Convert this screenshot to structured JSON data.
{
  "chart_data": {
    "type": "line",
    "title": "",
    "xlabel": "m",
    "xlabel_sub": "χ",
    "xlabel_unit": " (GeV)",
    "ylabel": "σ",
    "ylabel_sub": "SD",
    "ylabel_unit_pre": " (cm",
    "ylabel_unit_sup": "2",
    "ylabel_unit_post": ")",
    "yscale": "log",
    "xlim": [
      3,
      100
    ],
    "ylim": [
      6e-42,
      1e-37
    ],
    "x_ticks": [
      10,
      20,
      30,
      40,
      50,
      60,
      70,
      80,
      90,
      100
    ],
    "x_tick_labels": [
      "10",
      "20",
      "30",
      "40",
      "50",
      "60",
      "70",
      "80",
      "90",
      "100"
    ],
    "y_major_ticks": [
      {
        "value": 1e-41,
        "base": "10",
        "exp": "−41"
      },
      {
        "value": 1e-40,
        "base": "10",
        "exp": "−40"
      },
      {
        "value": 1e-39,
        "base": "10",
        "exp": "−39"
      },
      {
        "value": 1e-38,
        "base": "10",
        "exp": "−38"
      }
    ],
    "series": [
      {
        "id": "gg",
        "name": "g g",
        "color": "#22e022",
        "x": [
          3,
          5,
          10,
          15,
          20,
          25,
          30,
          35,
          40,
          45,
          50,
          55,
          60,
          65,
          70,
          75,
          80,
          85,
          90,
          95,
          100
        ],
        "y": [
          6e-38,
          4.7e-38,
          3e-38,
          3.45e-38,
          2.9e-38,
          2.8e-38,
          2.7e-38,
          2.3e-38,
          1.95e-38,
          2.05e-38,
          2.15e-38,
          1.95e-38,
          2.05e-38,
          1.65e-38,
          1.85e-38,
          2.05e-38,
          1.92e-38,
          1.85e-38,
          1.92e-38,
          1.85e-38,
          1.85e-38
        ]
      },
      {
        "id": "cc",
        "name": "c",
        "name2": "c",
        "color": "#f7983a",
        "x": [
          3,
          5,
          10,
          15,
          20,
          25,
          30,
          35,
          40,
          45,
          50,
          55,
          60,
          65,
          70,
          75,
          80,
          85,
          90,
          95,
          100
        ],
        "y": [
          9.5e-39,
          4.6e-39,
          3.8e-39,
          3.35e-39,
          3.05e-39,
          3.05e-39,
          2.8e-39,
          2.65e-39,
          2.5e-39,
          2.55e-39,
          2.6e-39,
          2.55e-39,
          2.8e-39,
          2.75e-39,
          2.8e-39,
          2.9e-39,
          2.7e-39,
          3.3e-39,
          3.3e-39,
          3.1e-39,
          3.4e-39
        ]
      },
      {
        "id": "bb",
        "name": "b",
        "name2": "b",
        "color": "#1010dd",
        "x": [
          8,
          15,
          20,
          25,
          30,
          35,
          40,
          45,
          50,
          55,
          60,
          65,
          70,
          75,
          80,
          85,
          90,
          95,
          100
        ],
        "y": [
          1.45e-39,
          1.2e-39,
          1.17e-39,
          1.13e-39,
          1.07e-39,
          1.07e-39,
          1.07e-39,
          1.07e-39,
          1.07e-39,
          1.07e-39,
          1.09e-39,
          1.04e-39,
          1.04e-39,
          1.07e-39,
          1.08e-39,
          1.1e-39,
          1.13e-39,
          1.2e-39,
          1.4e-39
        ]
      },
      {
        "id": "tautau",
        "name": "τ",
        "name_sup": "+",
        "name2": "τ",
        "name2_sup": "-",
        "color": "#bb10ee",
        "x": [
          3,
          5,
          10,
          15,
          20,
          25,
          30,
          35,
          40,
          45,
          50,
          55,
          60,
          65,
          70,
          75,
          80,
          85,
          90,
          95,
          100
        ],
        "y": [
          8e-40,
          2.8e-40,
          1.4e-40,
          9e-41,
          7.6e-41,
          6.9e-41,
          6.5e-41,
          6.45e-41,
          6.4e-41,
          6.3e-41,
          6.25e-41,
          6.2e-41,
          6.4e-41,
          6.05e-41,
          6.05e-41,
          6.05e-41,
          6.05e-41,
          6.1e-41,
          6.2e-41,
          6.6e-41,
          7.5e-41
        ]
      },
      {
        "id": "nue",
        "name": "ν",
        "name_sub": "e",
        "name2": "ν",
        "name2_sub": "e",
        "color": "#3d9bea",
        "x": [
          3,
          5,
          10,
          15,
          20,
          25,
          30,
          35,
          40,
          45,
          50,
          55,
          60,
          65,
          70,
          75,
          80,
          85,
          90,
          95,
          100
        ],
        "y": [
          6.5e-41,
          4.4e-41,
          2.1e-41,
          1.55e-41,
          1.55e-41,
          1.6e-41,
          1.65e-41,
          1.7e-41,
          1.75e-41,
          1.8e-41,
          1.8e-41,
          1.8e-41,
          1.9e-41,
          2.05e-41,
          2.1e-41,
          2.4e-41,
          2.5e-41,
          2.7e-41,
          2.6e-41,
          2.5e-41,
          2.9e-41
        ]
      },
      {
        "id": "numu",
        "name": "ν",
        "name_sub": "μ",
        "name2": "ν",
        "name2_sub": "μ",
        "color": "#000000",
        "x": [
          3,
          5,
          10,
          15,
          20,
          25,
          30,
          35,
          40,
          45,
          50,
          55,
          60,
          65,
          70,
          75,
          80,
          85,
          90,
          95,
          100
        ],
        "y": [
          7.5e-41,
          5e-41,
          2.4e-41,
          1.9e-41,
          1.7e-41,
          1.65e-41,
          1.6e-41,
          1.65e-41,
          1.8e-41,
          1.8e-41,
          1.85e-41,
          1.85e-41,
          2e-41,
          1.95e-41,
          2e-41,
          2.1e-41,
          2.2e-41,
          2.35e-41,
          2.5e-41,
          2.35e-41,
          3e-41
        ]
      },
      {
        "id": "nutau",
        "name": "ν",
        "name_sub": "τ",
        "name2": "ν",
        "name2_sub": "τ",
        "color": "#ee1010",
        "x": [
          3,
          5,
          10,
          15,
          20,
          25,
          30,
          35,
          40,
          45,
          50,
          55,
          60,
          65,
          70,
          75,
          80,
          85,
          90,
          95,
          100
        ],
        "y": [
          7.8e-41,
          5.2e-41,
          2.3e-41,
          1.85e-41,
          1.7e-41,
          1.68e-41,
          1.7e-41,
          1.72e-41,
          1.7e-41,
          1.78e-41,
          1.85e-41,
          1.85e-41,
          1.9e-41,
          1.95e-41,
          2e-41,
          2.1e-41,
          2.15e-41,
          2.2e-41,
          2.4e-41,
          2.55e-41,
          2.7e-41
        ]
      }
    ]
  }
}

*DO THIS:*
Your task is to give the records above again, exactly.

*EXERCISE RESPONSE:*
Convert this screenshot to structured JSON data.
{
  "chart_data": {
    "type": "line",
    "title": "",
    "xlabel": "m",
    "xlabel_sub": "χ",
    "xlabel_unit": " (GeV)",
    "ylabel": "σ",
    "ylabel_sub": "SD",
    "ylabel_unit_pre": " (cm",
    "ylabel_unit_sup": "2",
    "ylabel_unit_post": ")",
    "yscale": "log",
    "xlim": [
      3,
      100
    ],
    "ylim": [
      6e-42,
      1e-37
    ],
    "x_ticks": [
      10,
      20,
      30,
      40,
      50,
      60,
      70,
      80,
      90,
      100
    ],
    "x_tick_labels": [
      "10",
      "20",
      "30",
      "40",
      "50",
      "60",
      "70",
      "80",
      "90",
      "100"
    ],
    "y_major_ticks": [
      {
        "value": 1e-41,
        "base": "10",
        "exp": "−41"
      },
      {
        "value": 1e-40,
        "base": "10",
        "exp": "−40"
      },
      {
        "value": 1e-39,
        "base": "10",
        "exp": "−39"
      },
      {
        "value": 1e-38,
        "base": "10",
        "exp": "−38"
      }
    ],
    "series": [
      {
        "id": "gg",
        "name": "g g",
        "color": "#22e022",
        "x": [
          3,
          5,
          10,
          15,
          20,
          25,
          30,
          35,
          40,
          45,
          50,
          55,
          60,
          65,
          70,
          75,
          80,
          85,
          90,
          95,
          100
        ],
        "y": [
          6e-38,
          4.7e-38,
          3e-38,
          3.45e-38,
          2.9e-38,
          2.8e-38,
          2.7e-38,
          2.3e-38,
          1.95e-38,
          2.05e-38,
          2.15e-38,
          1.95e-38,
          2.05e-38,
          1.65e-38,
          1.85e-38,
          2.05e-38,
          1.92e-38,
          1.85e-38,
          1.92e-38,
          1.85e-38,
          1.85e-38
        ]
      },
      {
        "id": "cc",
        "name": "c",
        "name2": "c",
        "color": "#f7983a",
        "x": [
          3,
          5,
          10,
          15,
          20,
          25,
          30,
          35,
          40,
          45,
          50,
          55,
          60,
          65,
          70,
          75,
          80,
          85,
          90,
          95,
          100
        ],
        "y": [
          9.5e-39,
          4.6e-39,
          3.8e-39,
          3.35e-39,
          3.05e-39,
          3.05e-39,
          2.8e-39,
          2.65e-39,
          2.5e-39,
          2.55e-39,
          2.6e-39,
          2.55e-39,
          2.8e-39,
          2.75e-39,
          2.8e-39,
          2.9e-39,
          2.7e-39,
          3.3e-39,
          3.3e-39,
          3.1e-39,
          3.4e-39
        ]
      },
      {
        "id": "bb",
        "name": "b",
        "name2": "b",
        "color": "#1010dd",
        "x": [
          8,
          15,
          20,
          25,
          30,
          35,
          40,
          45,
          50,
          55,
          60,
          65,
          70,
          75,
          80,
          85,
          90,
          95,
          100
        ],
        "y": [
          1.45e-39,
          1.2e-39,
          1.17e-39,
          1.13e-39,
          1.07e-39,
          1.07e-39,
          1.07e-39,
          1.07e-39,
          1.07e-39,
          1.07e-39,
          1.09e-39,
          1.04e-39,
          1.04e-39,
          1.07e-39,
          1.08e-39,
          1.1e-39,
          1.13e-39,
          1.2e-39,
          1.4e-39
        ]
      },
      {
        "id": "tautau",
        "name": "τ",
        "name_sup": "+",
        "name2": "τ",
        "name2_sup": "-",
        "color": "#bb10ee",
        "x": [
          3,
          5,
          10,
          15,
          20,
          25,
          30,
          35,
          40,
          45,
          50,
          55,
          60,
          65,
          70,
          75,
          80,
          85,
          90,
          95,
          100
        ],
        "y": [
          8e-40,
          2.8e-40,
          1.4e-40,
          9e-41,
          7.6e-41,
          6.9e-41,
          6.5e-41,
          6.45e-41,
          6.4e-41,
          6.3e-41,
          6.25e-41,
          6.2e-41,
          6.4e-41,
          6.05e-41,
          6.05e-41,
          6.05e-41,
          6.05e-41,
          6.1e-41,
          6.2e-41,
          6.6e-41,
          7.5e-41
        ]
      },
      {
        "id": "nue",
        "name": "ν",
        "name_sub": "e",
        "name2": "ν",
        "name2_sub": "e",
        "color": "#3d9bea",
        "x": [
          3,
          5,
          10,
          15,
          20,
          25,
          30,
          35,
          40,
          45,
          50,
          55,
          60,
          65,
          70,
          75,
          80,
          85,
          90,
          95,
          100
        ],
        "y": [
          6.5e-41,
          4.4e-41,
          2.1e-41,
          1.55e-41,
          1.55e-41,
          1.6e-41,
          1.65e-41,
          1.7e-41,
          1.75e-41,
          1.8e-41,
          1.8e-41,
          1.8e-41,
          1.9e-41,
          2.05e-41,
          2.1e-41,
          2.4e-41,
          2.5e-41,
          2.7e-41,
          2.6e-41,
          2.5e-41,
          2.9e-41
        ]
      },
      {
        "id": "numu",
        "name": "ν",
        "name_sub": "μ",
        "name2": "ν",
        "name2_sub": "μ",
        "color": "#000000",
        "x": [
          3,
          5,
          10,
          15,
          20,
          25,
          30,
          35,
          40,
          45,
          50,
          55,
          60,
          65,
          70,
          75,
          80,
          85,
          90,
          95,
          100
        ],
        "y": [
          7.5e-41,
          5e-41,
          2.4e-41,
          1.9e-41,
          1.7e-41,
          1.65e-41,
          1.6e-41,
          1.65e-41,
          1.8e-41,
          1.8e-41,
          1.85e-41,
          1.85e-41,
          2e-41,
          1.95e-41,
          2e-41,
          2.1e-41,
          2.2e-41,
          2.35e-41,
          2.5e-41,
          2.35e-41,
          3e-41
        ]
      },
      {
        "id": "nutau",
        "name": "ν",
        "name_sub": "τ",
        "name2": "ν",
        "name2_sub": "τ",
        "color": "#ee1010",
        "x": [
          3,
          5,
          10,
          15,
          20,
          25,
          30,
          35,
          40,
          45,
          50,
          55,
          60,
          65,
          70,
          75,
          80,
          85,
          90,
          95,
          100
        ],
        "y": [
          7.8e-41,
          5.2e-41,
          2.3e-41,
          1.85e-41,
          1.7e-41,
          1.68e-41,
          1.7e-41,
          1.72e-41,
          1.7e-41,
          1.78e-41,
          1.85e-41,
          1.85e-41,
          1.9e-41,
          1.95e-41,
          2e-41,
          2.1e-41,
          2.15e-41,
          2.2e-41,
          2.4e-41,
          2.55e-41,
          2.7e-41
        ]
      }
    ]
  }
}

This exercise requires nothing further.